Brief = Give the rows below as a numbered list, omitting any blank lines.

Given information =
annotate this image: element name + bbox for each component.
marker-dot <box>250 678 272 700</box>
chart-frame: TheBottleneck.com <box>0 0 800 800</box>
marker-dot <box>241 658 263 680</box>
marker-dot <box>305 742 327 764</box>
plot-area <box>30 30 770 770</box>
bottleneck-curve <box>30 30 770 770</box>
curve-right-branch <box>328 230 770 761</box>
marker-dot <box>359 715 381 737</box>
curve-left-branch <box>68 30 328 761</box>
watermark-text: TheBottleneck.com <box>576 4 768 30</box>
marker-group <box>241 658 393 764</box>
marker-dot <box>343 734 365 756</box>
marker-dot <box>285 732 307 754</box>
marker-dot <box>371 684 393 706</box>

Right answer =
1. annotate this image: element name + bbox for each component.
2. marker-dot <box>250 678 272 700</box>
3. chart-frame: TheBottleneck.com <box>0 0 800 800</box>
4. marker-dot <box>241 658 263 680</box>
5. marker-dot <box>305 742 327 764</box>
6. plot-area <box>30 30 770 770</box>
7. bottleneck-curve <box>30 30 770 770</box>
8. curve-right-branch <box>328 230 770 761</box>
9. marker-dot <box>359 715 381 737</box>
10. curve-left-branch <box>68 30 328 761</box>
11. watermark-text: TheBottleneck.com <box>576 4 768 30</box>
12. marker-group <box>241 658 393 764</box>
13. marker-dot <box>343 734 365 756</box>
14. marker-dot <box>285 732 307 754</box>
15. marker-dot <box>371 684 393 706</box>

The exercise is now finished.